● **WHAT YOU WILL DO**:
Copy each line exactly. Leave nothing out.

════════════════════

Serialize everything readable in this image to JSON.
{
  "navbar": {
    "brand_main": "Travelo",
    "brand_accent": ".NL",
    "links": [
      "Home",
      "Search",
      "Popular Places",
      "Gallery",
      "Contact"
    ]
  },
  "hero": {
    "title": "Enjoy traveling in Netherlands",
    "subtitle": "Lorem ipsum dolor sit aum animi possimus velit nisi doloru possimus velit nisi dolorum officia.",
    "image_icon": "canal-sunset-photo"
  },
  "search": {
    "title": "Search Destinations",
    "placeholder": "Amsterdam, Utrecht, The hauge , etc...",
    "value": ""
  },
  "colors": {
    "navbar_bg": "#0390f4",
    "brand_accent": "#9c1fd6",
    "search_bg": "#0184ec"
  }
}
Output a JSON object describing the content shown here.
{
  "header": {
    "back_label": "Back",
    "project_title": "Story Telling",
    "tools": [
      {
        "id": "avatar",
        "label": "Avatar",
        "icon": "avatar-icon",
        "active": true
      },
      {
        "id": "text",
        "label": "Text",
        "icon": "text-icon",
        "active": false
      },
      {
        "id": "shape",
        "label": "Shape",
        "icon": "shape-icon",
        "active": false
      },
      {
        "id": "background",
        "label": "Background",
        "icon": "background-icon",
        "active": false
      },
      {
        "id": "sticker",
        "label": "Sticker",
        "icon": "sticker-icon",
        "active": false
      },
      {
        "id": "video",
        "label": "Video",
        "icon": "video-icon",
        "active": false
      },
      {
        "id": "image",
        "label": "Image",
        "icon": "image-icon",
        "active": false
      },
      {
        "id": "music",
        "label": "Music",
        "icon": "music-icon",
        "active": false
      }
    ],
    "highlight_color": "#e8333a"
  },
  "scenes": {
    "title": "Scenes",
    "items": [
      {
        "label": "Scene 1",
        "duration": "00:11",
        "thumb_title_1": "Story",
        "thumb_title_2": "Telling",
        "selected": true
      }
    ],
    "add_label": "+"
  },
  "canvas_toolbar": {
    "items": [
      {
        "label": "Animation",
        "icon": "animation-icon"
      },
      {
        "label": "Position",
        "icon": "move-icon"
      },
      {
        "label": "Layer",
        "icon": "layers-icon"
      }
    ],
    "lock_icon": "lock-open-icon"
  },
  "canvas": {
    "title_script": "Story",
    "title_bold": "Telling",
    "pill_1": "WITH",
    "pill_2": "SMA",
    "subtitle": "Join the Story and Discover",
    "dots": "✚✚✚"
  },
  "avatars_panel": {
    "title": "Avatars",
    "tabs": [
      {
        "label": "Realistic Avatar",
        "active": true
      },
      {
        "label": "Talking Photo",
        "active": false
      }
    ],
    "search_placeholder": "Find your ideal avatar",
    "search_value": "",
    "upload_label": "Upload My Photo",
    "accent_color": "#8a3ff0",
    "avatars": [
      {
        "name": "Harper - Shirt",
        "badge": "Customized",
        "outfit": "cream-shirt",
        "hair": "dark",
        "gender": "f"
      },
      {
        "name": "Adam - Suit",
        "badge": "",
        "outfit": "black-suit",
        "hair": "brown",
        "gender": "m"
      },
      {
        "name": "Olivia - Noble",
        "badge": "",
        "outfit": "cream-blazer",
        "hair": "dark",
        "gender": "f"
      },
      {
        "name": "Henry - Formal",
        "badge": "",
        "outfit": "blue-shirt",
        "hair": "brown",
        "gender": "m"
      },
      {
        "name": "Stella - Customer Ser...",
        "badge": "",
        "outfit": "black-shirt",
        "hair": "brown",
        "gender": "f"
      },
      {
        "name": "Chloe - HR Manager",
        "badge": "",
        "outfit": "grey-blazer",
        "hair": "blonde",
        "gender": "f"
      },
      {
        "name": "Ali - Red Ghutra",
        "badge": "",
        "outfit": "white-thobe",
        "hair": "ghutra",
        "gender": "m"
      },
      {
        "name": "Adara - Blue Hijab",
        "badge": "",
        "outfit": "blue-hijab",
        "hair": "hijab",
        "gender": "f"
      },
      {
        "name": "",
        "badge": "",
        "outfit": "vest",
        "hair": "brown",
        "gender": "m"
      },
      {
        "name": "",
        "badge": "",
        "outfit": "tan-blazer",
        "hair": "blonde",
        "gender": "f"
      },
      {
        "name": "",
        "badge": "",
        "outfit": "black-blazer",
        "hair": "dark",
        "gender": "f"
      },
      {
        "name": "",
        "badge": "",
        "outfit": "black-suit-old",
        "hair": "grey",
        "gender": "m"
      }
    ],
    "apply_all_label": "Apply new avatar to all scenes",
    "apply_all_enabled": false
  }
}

════════════════════

● **ANSWER TO THIS TASK**:
Serialize everything readable in this image to JSON.
{
  "navbar": {
    "brand_main": "Travelo",
    "brand_accent": ".NL",
    "links": [
      "Home",
      "Search",
      "Popular Places",
      "Gallery",
      "Contact"
    ]
  },
  "hero": {
    "title": "Enjoy traveling in Netherlands",
    "subtitle": "Lorem ipsum dolor sit aum animi possimus velit nisi doloru possimus velit nisi dolorum officia.",
    "image_icon": "canal-sunset-photo"
  },
  "search": {
    "title": "Search Destinations",
    "placeholder": "Amsterdam, Utrecht, The hauge , etc...",
    "value": ""
  },
  "colors": {
    "navbar_bg": "#0390f4",
    "brand_accent": "#9c1fd6",
    "search_bg": "#0184ec"
  }
}
Output a JSON object describing the content shown here.
{
  "header": {
    "back_label": "Back",
    "project_title": "Story Telling",
    "tools": [
      {
        "id": "avatar",
        "label": "Avatar",
        "icon": "avatar-icon",
        "active": true
      },
      {
        "id": "text",
        "label": "Text",
        "icon": "text-icon",
        "active": false
      },
      {
        "id": "shape",
        "label": "Shape",
        "icon": "shape-icon",
        "active": false
      },
      {
        "id": "background",
        "label": "Background",
        "icon": "background-icon",
        "active": false
      },
      {
        "id": "sticker",
        "label": "Sticker",
        "icon": "sticker-icon",
        "active": false
      },
      {
        "id": "video",
        "label": "Video",
        "icon": "video-icon",
        "active": false
      },
      {
        "id": "image",
        "label": "Image",
        "icon": "image-icon",
        "active": false
      },
      {
        "id": "music",
        "label": "Music",
        "icon": "music-icon",
        "active": false
      }
    ],
    "highlight_color": "#e8333a"
  },
  "scenes": {
    "title": "Scenes",
    "items": [
      {
        "label": "Scene 1",
        "duration": "00:11",
        "thumb_title_1": "Story",
        "thumb_title_2": "Telling",
        "selected": true
      }
    ],
    "add_label": "+"
  },
  "canvas_toolbar": {
    "items": [
      {
        "label": "Animation",
        "icon": "animation-icon"
      },
      {
        "label": "Position",
        "icon": "move-icon"
      },
      {
        "label": "Layer",
        "icon": "layers-icon"
      }
    ],
    "lock_icon": "lock-open-icon"
  },
  "canvas": {
    "title_script": "Story",
    "title_bold": "Telling",
    "pill_1": "WITH",
    "pill_2": "SMA",
    "subtitle": "Join the Story and Discover",
    "dots": "✚✚✚"
  },
  "avatars_panel": {
    "title": "Avatars",
    "tabs": [
      {
        "label": "Realistic Avatar",
        "active": true
      },
      {
        "label": "Talking Photo",
        "active": false
      }
    ],
    "search_placeholder": "Find your ideal avatar",
    "search_value": "",
    "upload_label": "Upload My Photo",
    "accent_color": "#8a3ff0",
    "avatars": [
      {
        "name": "Harper - Shirt",
        "badge": "Customized",
        "outfit": "cream-shirt",
        "hair": "dark",
        "gender": "f"
      },
      {
        "name": "Adam - Suit",
        "badge": "",
        "outfit": "black-suit",
        "hair": "brown",
        "gender": "m"
      },
      {
        "name": "Olivia - Noble",
        "badge": "",
        "outfit": "cream-blazer",
        "hair": "dark",
        "gender": "f"
      },
      {
        "name": "Henry - Formal",
        "badge": "",
        "outfit": "blue-shirt",
        "hair": "brown",
        "gender": "m"
      },
      {
        "name": "Stella - Customer Ser...",
        "badge": "",
        "outfit": "black-shirt",
        "hair": "brown",
        "gender": "f"
      },
      {
        "name": "Chloe - HR Manager",
        "badge": "",
        "outfit": "grey-blazer",
        "hair": "blonde",
        "gender": "f"
      },
      {
        "name": "Ali - Red Ghutra",
        "badge": "",
        "outfit": "white-thobe",
        "hair": "ghutra",
        "gender": "m"
      },
      {
        "name": "Adara - Blue Hijab",
        "badge": "",
        "outfit": "blue-hijab",
        "hair": "hijab",
        "gender": "f"
      },
      {
        "name": "",
        "badge": "",
        "outfit": "vest",
        "hair": "brown",
        "gender": "m"
      },
      {
        "name": "",
        "badge": "",
        "outfit": "tan-blazer",
        "hair": "blonde",
        "gender": "f"
      },
      {
        "name": "",
        "badge": "",
        "outfit": "black-blazer",
        "hair": "dark",
        "gender": "f"
      },
      {
        "name": "",
        "badge": "",
        "outfit": "black-suit-old",
        "hair": "grey",
        "gender": "m"
      }
    ],
    "apply_all_label": "Apply new avatar to all scenes",
    "apply_all_enabled": false
  }
}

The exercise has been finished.